CHALLENGE:
Reproduce all the lines below exactly and omit the images.

Records from a data source:
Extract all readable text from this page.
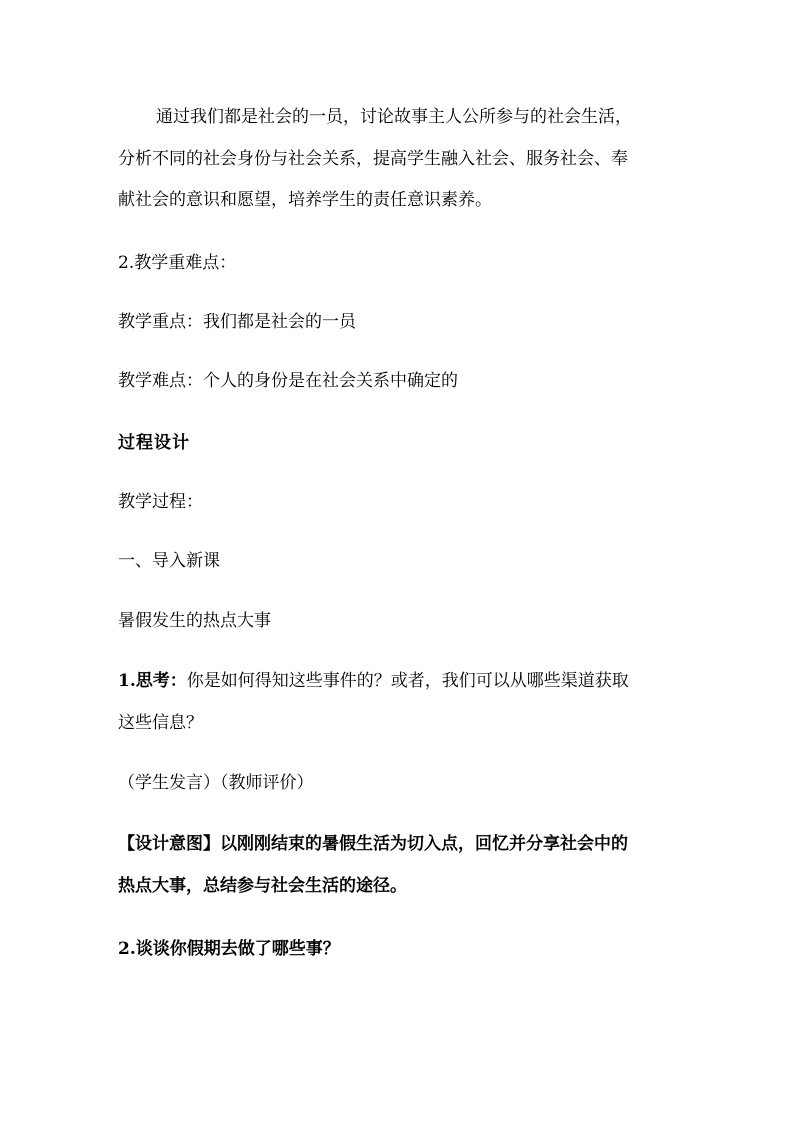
通过我们都是社会的一员，讨论故事主人公所参与的社会生活，
分析不同的社会身份与社会关系，提高学生融入社会、服务社会、奉
献社会的意识和愿望，培养学生的责任意识素养。
2.教学重难点：
教学重点：我们都是社会的一员
教学难点：个人的身份是在社会关系中确定的
过程设计
教学过程：
一、导入新课
暑假发生的热点大事
1.思考：你是如何得知这些事件的？或者，我们可以从哪些渠道获取
这些信息？
（学生发言）（教师评价）
【设计意图】以刚刚结束的暑假生活为切入点，回忆并分享社会中的
热点大事，总结参与社会生活的途径。
2.谈谈你假期去做了哪些事？
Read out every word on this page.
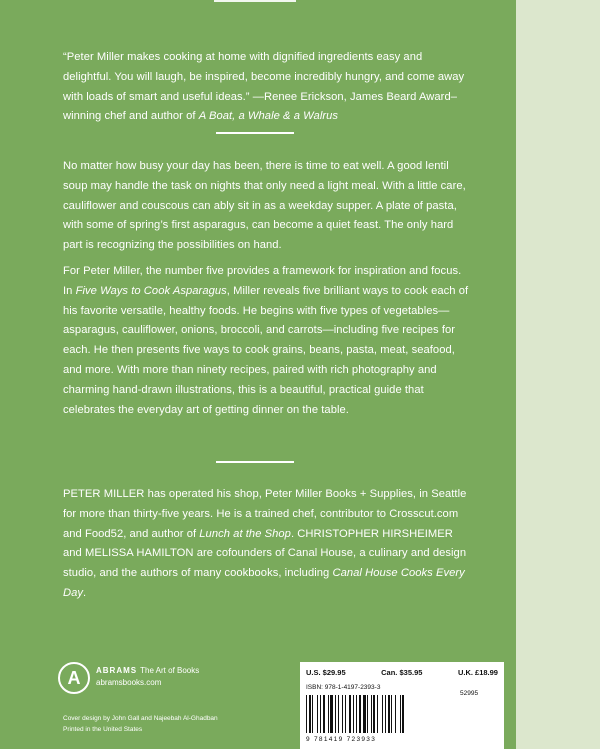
“Peter Miller makes cooking at home with dignified ingredients easy and delightful. You will laugh, be inspired, become incredibly hungry, and come away with loads of smart and useful ideas.” —Renee Erickson, James Beard Award–winning chef and author of A Boat, a Whale & a Walrus

No matter how busy your day has been, there is time to eat well. A good lentil soup may handle the task on nights that only need a light meal. With a little care, cauliflower and couscous can ably sit in as a weekday supper. A plate of pasta, with some of spring’s first asparagus, can become a quiet feast. The only hard part is recognizing the possibilities on hand.

For Peter Miller, the number five provides a framework for inspiration and focus. In Five Ways to Cook Asparagus, Miller reveals five brilliant ways to cook each of his favorite versatile, healthy foods. He begins with five types of vegetables—asparagus, cauliflower, onions, broccoli, and carrots—including five recipes for each. He then presents five ways to cook grains, beans, pasta, meat, seafood, and more. With more than ninety recipes, paired with rich photography and charming hand-drawn illustrations, this is a beautiful, practical guide that celebrates the everyday art of getting dinner on the table.

PETER MILLER has operated his shop, Peter Miller Books + Supplies, in Seattle for more than thirty-five years. He is a trained chef, contributor to Crosscut.com and Food52, and author of Lunch at the Shop. CHRISTOPHER HIRSHEIMER and MELISSA HAMILTON are cofounders of Canal House, a culinary and design studio, and the authors of many cookbooks, including Canal House Cooks Every Day.

A	ABRAMS The Art of Books
abramsbooks.com
Cover design by John Gall and Najeebah Al-Ghadban
Printed in the United States
U.S. $29.95	Can. $35.95	U.K. £18.99
ISBN: 978-1-4197-2393-3
52995
9 781419 723933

IN RESPONSE:
Extract all readable text from this page.
通过我们都是社会的一员，讨论故事主人公所参与的社会生活，
分析不同的社会身份与社会关系，提高学生融入社会、服务社会、奉
献社会的意识和愿望，培养学生的责任意识素养。
2.教学重难点：
教学重点：我们都是社会的一员
教学难点：个人的身份是在社会关系中确定的
过程设计
教学过程：
一、导入新课
暑假发生的热点大事
1.思考：你是如何得知这些事件的？或者，我们可以从哪些渠道获取
这些信息？
（学生发言）（教师评价）
【设计意图】以刚刚结束的暑假生活为切入点，回忆并分享社会中的
热点大事，总结参与社会生活的途径。
2.谈谈你假期去做了哪些事？
Read out every word on this page.
“Peter Miller makes cooking at home with dignified ingredients easy and delightful. You will laugh, be inspired, become incredibly hungry, and come away with loads of smart and useful ideas.” —Renee Erickson, James Beard Award–winning chef and author of A Boat, a Whale & a Walrus

No matter how busy your day has been, there is time to eat well. A good lentil soup may handle the task on nights that only need a light meal. With a little care, cauliflower and couscous can ably sit in as a weekday supper. A plate of pasta, with some of spring’s first asparagus, can become a quiet feast. The only hard part is recognizing the possibilities on hand.

For Peter Miller, the number five provides a framework for inspiration and focus. In Five Ways to Cook Asparagus, Miller reveals five brilliant ways to cook each of his favorite versatile, healthy foods. He begins with five types of vegetables—asparagus, cauliflower, onions, broccoli, and carrots—including five recipes for each. He then presents five ways to cook grains, beans, pasta, meat, seafood, and more. With more than ninety recipes, paired with rich photography and charming hand-drawn illustrations, this is a beautiful, practical guide that celebrates the everyday art of getting dinner on the table.

PETER MILLER has operated his shop, Peter Miller Books + Supplies, in Seattle for more than thirty-five years. He is a trained chef, contributor to Crosscut.com and Food52, and author of Lunch at the Shop. CHRISTOPHER HIRSHEIMER and MELISSA HAMILTON are cofounders of Canal House, a culinary and design studio, and the authors of many cookbooks, including Canal House Cooks Every Day.

A	ABRAMS The Art of Books
abramsbooks.com
Cover design by John Gall and Najeebah Al-Ghadban
Printed in the United States
U.S. $29.95	Can. $35.95	U.K. £18.99
ISBN: 978-1-4197-2393-3
52995
9 781419 723933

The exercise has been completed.